### PASSAGE TO READ
++++++++
# 10 gal DIY light hood



## Kaylee Skylyn (Oct 17, 2005)

*gasp!* A non-CO2 DIY?? Amaising. :icon_smil 

*10 gal DIY light hood*

*Preamble:*
So I am running out of room at home for aquariums, and I need to cut down (humidity) but still want to have separate tanks for multiple shrimp species so I got the idea to bring my spare 10 gallon tank in to work and set it up there. Only problem is I don’t have a hood to go with it and I need enough light to grow plants. My other 10 gal is set up right beside a 15 gal and together they share a 4 foot strip light, works great but I needed something compact and presentable for the office.

So that got me searching for DIY hoods and the most I could come up with was the constant AH supplies suggestion. I got tired of it. Now I love their lights and reflectors but 1) I’m in Canada and the cross boarder cost always kicks me and 2) they were going to be _quite a bit _more expensive than I was hoping to spend on my little 10 gal. I also didn’t want to wait for it to be shipped. When I want to upgrade to better lighting, and I have the money I will go with AH but for now I just wanted plan and simple, readily available bulbs (I don’t want to be re-ordering bulbs every 6 months and re-pay the border crossing fees every time) and CHEEP. I searched forums and aquarium sites high and low and could not find a DIY plan that did not involve the AH supplies lights, now I know there has to be another option.

So I set out to find a solution to my lighting problem. I wandered numerous hardware stores various days and amounts of time. I eventually thought I would have to settle for the little square end compact florescent tubes but could not find a ‘ballast’ or such to go with them. Crazy. But I wasn’t to fond of this solution anyways. The bulbs were small, I would have to pack in quite a few to get enough light and an even coverage of light. They were also not the greatest quality light for plants. Then in one store I stumbled across some very nice 18 inch (46 CM) T8 ‘plant and aquarium’ bulbs! Awesome! Perfect size and in the spectrum I need! So very happy I picked up a few and wandered down to the ballast section to see if I could find the right size so I could make my own fixture. Sure enough there was one. I was bouncing with joy. I’ve never seen this size plant bulb before so don’t think it is widely carried (I can’t imagine there is much of a demand). I picked up a few more odds and ends and set off back home to start the project. (I didn't take photos of the first number of steps so I just drew little pictures. Hopefully they make sence)
++++++++
### ACTIONS TO TAKE
• 1. List every drawback the light hood post gives for the small square-end compact fluorescent tubes.
• 2. In the light hood post, what length are the T8 "plant and aquarium" bulbs found in the store?
• 3. Write the next part of the light hood post, starting after its final sentence.
The lines that come after this post are from a separate source.

### DATA ROWS
++++++++
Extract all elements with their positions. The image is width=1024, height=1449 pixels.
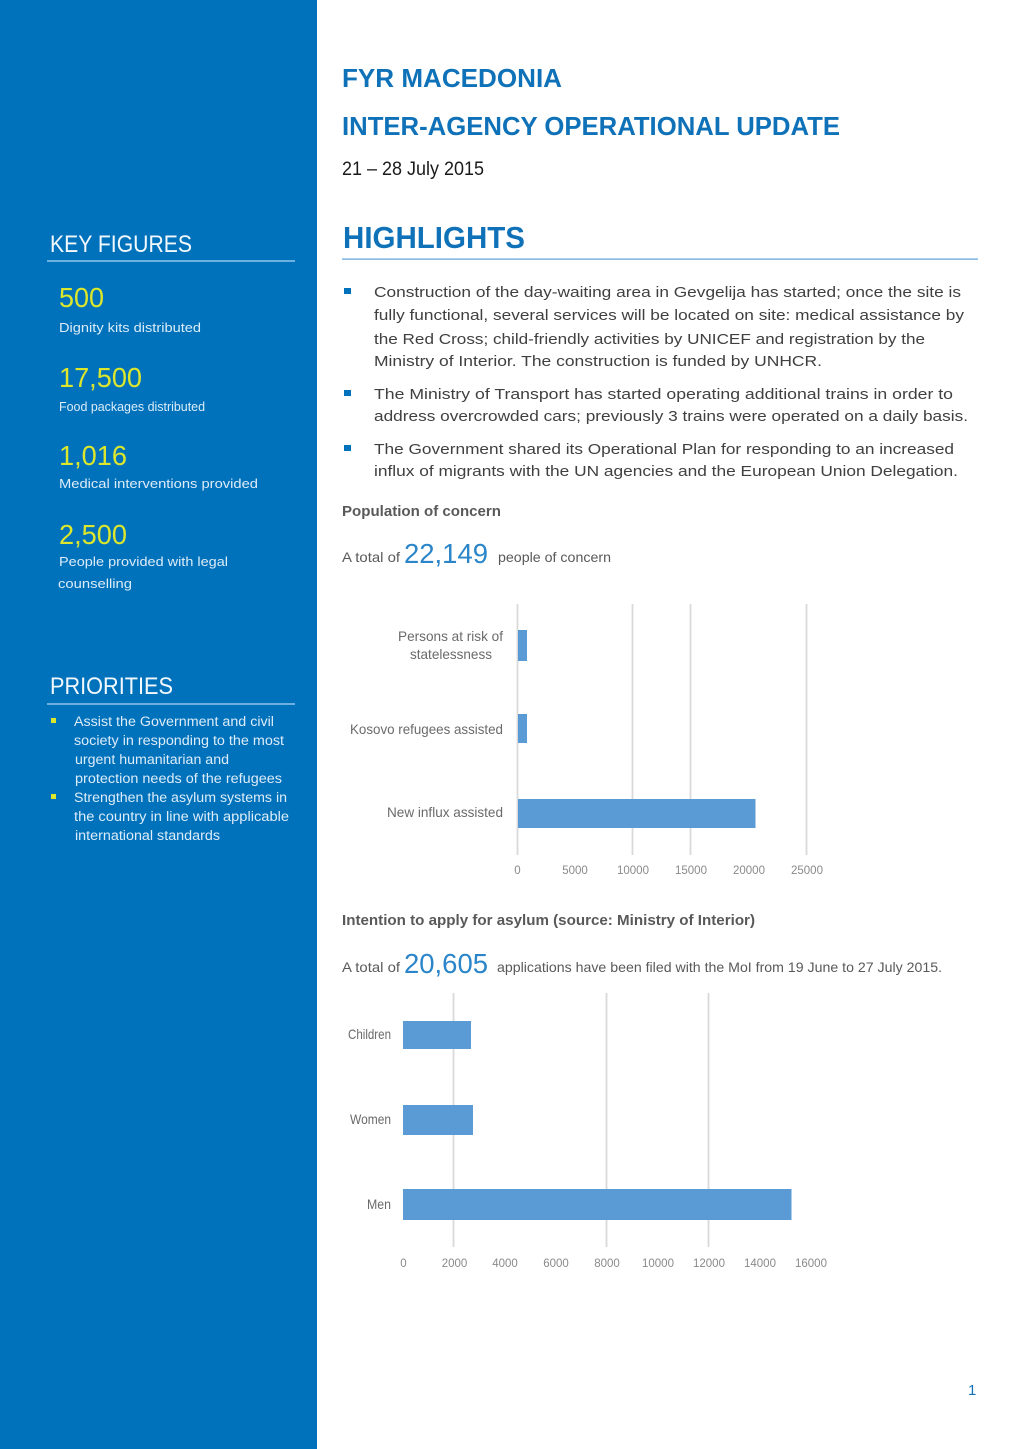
page number: 1 [968,1382,976,1399]
priorities list: society in responding to the most [74,733,284,748]
key figure: legal counselling [58,519,228,591]
panel: blue sidebar [0,0,317,1449]
axis labels: 14000 [744,1258,776,1270]
title: INTER-AGENCY OPERATIONAL UPDATE [342,111,840,141]
population total: people of concern [498,549,611,565]
key figure: legal counselling: counselling [58,576,132,591]
highlights list [344,285,968,480]
axis labels: 4000 [492,1258,518,1270]
highlights list: The Government shared its Operational Plan for responding to an increased [374,442,954,458]
population total [342,538,611,569]
axis labels: 2000 [442,1258,467,1270]
bar: new influx assisted [387,799,756,828]
axis labels: 20000 [733,865,765,877]
heading: key figures: KEY FIGURES [50,231,192,258]
axis labels: 0 [514,865,521,877]
priorities list: Strengthen the asylum systems in [74,790,287,805]
heading: priorities: PRIORITIES [50,673,173,700]
key figure: dignity kits [59,282,201,335]
title: FYR MACEDONIA [342,63,562,93]
bar: women [350,1105,473,1135]
axis labels: 16000 [795,1258,827,1270]
bar: men: Men [367,1196,391,1212]
highlights list: influx of migrants with the UN agencies and the European Union Delegation. [374,464,958,480]
heading: highlights: HIGHLIGHTS [343,220,525,255]
axis labels [400,1258,827,1270]
axis labels: 12000 [693,1258,725,1270]
asylum total: applications have been filed with the MoI from 19 June to 27 July 2015. [497,959,942,975]
priorities list: protection needs of the refugees [75,771,282,786]
bar: men [367,1189,792,1220]
highlights list: The Ministry of Transport has started operating additional trains in order to [374,387,953,403]
asylum total: 20,605 [404,948,488,979]
population total: 22,149 [404,538,488,569]
highlights list: Construction of the day-waiting area in Gevgelija has started; once the site is [374,285,961,301]
asylum total [342,948,942,979]
key figure: food packages [59,362,205,414]
highlights list: address overcrowded cars; previously 3 trains were operated on a daily basis. [374,409,968,425]
bar: new influx assisted: New influx assisted [387,804,503,820]
priorities list: urgent humanitarian and [75,752,229,767]
key figure: legal counselling: People provided with legal [59,554,228,569]
heading: population of concern: Population of concern [342,504,501,520]
bar chart: asylum applications [348,993,827,1270]
title [342,63,840,141]
key figure: food packages: 17,500 [59,362,142,393]
key figure: medical interventions [59,440,258,491]
bar: kosovo refugees assisted [350,714,527,743]
date: 21 – 28 July 2015 [342,159,484,180]
key figure: dignity kits: Dignity kits distributed [59,320,201,335]
key figure: food packages: Food packages distributed [59,399,205,414]
key figure: legal counselling: 2,500 [59,519,127,550]
bar: persons at risk of statelessness: Persons at risk of [398,628,503,644]
axis labels: 0 [400,1258,407,1270]
bar chart: population of concern [350,604,823,877]
axis labels: 5000 [562,865,588,877]
axis labels: 8000 [594,1258,620,1270]
key figure: dignity kits: 500 [59,282,104,313]
axis labels: 6000 [543,1258,569,1270]
priorities list: the country in line with applicable [74,809,289,824]
asylum total: A total of [342,959,400,975]
axis labels: 10000 [617,865,649,877]
key figure: medical interventions: Medical interventions provided [59,476,258,491]
bar: children [348,1021,471,1049]
priorities list [51,714,289,843]
key figure: medical interventions: 1,016 [59,440,127,471]
bar: persons at risk of statelessness: statelessness [410,646,492,662]
population total: A total of [342,549,400,565]
bar: kosovo refugees assisted: Kosovo refugees assisted [350,721,503,737]
axis labels: 10000 [642,1258,674,1270]
highlights list: the Red Cross; child-friendly activities by UNICEF and registration by the [374,332,925,348]
axis labels [514,865,823,877]
bar: children: Children [348,1026,391,1042]
bar: women: Women [350,1111,391,1127]
axis labels: 25000 [791,865,823,877]
heading: intention to apply for asylum: Intention to apply for asylum (source: Ministry of Interior) [342,913,755,929]
priorities list: international standards [75,828,220,843]
axis labels: 15000 [675,865,707,877]
priorities list: Assist the Government and civil [74,714,274,729]
bar: persons at risk of statelessness [398,628,527,662]
highlights list: fully functional, several services will be located on site: medical assistance by [374,308,965,324]
highlights list: Ministry of Interior. The construction is funded by UNHCR. [374,354,822,370]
++++++++
### TASK RESULTS
• 1.
- No ballast could be found to go with them.
- The bulbs were small.
- Quite a few would have to be packed in to get enough light and even coverage.
- They were not the greatest quality light for plants.

• 2. They are 18 inches (46 cm) long.

• 3.
*Supplies *(all of this stuff can be picked up at at a big Home Depot):

4 by 1 wood (3 pieces at 21 inches,1 piece at 19 3/8 inches, 2 pieces at 11 inches)
2 by 1 wood (2 pieces at 11 inches) optional
5 by 1 wood (1 piece at 21 inches?)
Saw (or have the wood cut when you buy it)
Wood glue
Wood clamps (at least 2)
2 18 inch (46CM) 15 W T8 plant and aquarium florescent light bulbs 
Electrical tape
Electrical ‘nubs’
End pieces
Shellac/varnish (for outside)
White paint (for inside)
Piano hinge (2 pieces at 18 inches?)
Hack saw (to cut the piano hinge)
Small wood screws (for hinges)

I had the saws, screws, measureing tape and such at home already so the total cost, not including those was about ....

*The Project!*

So first thing I did was double check the lights would fit with everything, yep good. 

I first measured and cut the wood. 
Measure and cut the piano hinges. 

3 pieces of 1 by 4 wood fit perfectly across the top of the 10 gal so I went with that. After cutting I glued two of them together. 










When dry I then screwed the piano hinges on and added the third to complete the top portion of the lid. Make sure the hinge of the hinge is on the upper side of the lid.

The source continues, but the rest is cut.